▶ **EXCERPTED RECORDS**
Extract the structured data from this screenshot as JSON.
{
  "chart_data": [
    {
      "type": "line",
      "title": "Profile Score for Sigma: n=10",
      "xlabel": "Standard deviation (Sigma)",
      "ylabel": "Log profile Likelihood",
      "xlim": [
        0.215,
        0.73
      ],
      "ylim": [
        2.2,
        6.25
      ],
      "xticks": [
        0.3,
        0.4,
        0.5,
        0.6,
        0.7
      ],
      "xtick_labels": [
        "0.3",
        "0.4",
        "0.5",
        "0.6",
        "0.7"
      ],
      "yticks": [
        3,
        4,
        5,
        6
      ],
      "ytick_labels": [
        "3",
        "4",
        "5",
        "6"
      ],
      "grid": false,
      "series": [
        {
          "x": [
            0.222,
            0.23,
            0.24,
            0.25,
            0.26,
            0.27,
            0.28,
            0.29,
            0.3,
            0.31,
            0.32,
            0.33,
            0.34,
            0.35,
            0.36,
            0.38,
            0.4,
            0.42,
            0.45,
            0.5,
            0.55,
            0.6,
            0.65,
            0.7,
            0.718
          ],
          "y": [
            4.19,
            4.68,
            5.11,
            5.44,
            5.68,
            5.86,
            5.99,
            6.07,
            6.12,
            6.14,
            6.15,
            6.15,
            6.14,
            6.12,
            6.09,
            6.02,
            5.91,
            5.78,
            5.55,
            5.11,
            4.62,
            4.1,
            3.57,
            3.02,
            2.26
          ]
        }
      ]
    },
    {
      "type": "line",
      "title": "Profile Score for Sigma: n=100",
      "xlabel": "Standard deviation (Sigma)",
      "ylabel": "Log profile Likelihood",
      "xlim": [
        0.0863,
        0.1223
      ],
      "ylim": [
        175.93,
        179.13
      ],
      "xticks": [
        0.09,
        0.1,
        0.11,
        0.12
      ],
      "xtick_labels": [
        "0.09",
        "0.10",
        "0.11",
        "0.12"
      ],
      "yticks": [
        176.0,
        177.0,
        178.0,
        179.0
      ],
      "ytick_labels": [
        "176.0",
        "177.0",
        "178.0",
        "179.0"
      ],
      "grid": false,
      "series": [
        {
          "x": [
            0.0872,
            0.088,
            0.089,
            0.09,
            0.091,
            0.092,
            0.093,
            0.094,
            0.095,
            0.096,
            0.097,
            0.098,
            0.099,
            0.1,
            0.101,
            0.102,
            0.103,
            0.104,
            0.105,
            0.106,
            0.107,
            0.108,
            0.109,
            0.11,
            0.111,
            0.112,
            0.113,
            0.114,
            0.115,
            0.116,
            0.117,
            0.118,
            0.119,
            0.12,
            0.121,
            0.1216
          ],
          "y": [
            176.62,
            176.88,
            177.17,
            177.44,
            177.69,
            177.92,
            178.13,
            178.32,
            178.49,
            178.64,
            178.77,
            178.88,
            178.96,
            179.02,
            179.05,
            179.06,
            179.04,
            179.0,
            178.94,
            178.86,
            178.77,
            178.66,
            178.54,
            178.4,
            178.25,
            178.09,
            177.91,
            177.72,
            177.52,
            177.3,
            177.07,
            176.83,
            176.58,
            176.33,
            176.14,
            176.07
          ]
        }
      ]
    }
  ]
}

▶ **WHAT IS REQUIRED**
Copy out the material word for word and line for line.

▶ **EXERCISE SOLUTION**
Extract the structured data from this screenshot as JSON.
{
  "chart_data": [
    {
      "type": "line",
      "title": "Profile Score for Sigma: n=10",
      "xlabel": "Standard deviation (Sigma)",
      "ylabel": "Log profile Likelihood",
      "xlim": [
        0.215,
        0.73
      ],
      "ylim": [
        2.2,
        6.25
      ],
      "xticks": [
        0.3,
        0.4,
        0.5,
        0.6,
        0.7
      ],
      "xtick_labels": [
        "0.3",
        "0.4",
        "0.5",
        "0.6",
        "0.7"
      ],
      "yticks": [
        3,
        4,
        5,
        6
      ],
      "ytick_labels": [
        "3",
        "4",
        "5",
        "6"
      ],
      "grid": false,
      "series": [
        {
          "x": [
            0.222,
            0.23,
            0.24,
            0.25,
            0.26,
            0.27,
            0.28,
            0.29,
            0.3,
            0.31,
            0.32,
            0.33,
            0.34,
            0.35,
            0.36,
            0.38,
            0.4,
            0.42,
            0.45,
            0.5,
            0.55,
            0.6,
            0.65,
            0.7,
            0.718
          ],
          "y": [
            4.19,
            4.68,
            5.11,
            5.44,
            5.68,
            5.86,
            5.99,
            6.07,
            6.12,
            6.14,
            6.15,
            6.15,
            6.14,
            6.12,
            6.09,
            6.02,
            5.91,
            5.78,
            5.55,
            5.11,
            4.62,
            4.1,
            3.57,
            3.02,
            2.26
          ]
        }
      ]
    },
    {
      "type": "line",
      "title": "Profile Score for Sigma: n=100",
      "xlabel": "Standard deviation (Sigma)",
      "ylabel": "Log profile Likelihood",
      "xlim": [
        0.0863,
        0.1223
      ],
      "ylim": [
        175.93,
        179.13
      ],
      "xticks": [
        0.09,
        0.1,
        0.11,
        0.12
      ],
      "xtick_labels": [
        "0.09",
        "0.10",
        "0.11",
        "0.12"
      ],
      "yticks": [
        176.0,
        177.0,
        178.0,
        179.0
      ],
      "ytick_labels": [
        "176.0",
        "177.0",
        "178.0",
        "179.0"
      ],
      "grid": false,
      "series": [
        {
          "x": [
            0.0872,
            0.088,
            0.089,
            0.09,
            0.091,
            0.092,
            0.093,
            0.094,
            0.095,
            0.096,
            0.097,
            0.098,
            0.099,
            0.1,
            0.101,
            0.102,
            0.103,
            0.104,
            0.105,
            0.106,
            0.107,
            0.108,
            0.109,
            0.11,
            0.111,
            0.112,
            0.113,
            0.114,
            0.115,
            0.116,
            0.117,
            0.118,
            0.119,
            0.12,
            0.121,
            0.1216
          ],
          "y": [
            176.62,
            176.88,
            177.17,
            177.44,
            177.69,
            177.92,
            178.13,
            178.32,
            178.49,
            178.64,
            178.77,
            178.88,
            178.96,
            179.02,
            179.05,
            179.06,
            179.04,
            179.0,
            178.94,
            178.86,
            178.77,
            178.66,
            178.54,
            178.4,
            178.25,
            178.09,
            177.91,
            177.72,
            177.52,
            177.3,
            177.07,
            176.83,
            176.58,
            176.33,
            176.14,
            176.07
          ]
        }
      ]
    }
  ]
}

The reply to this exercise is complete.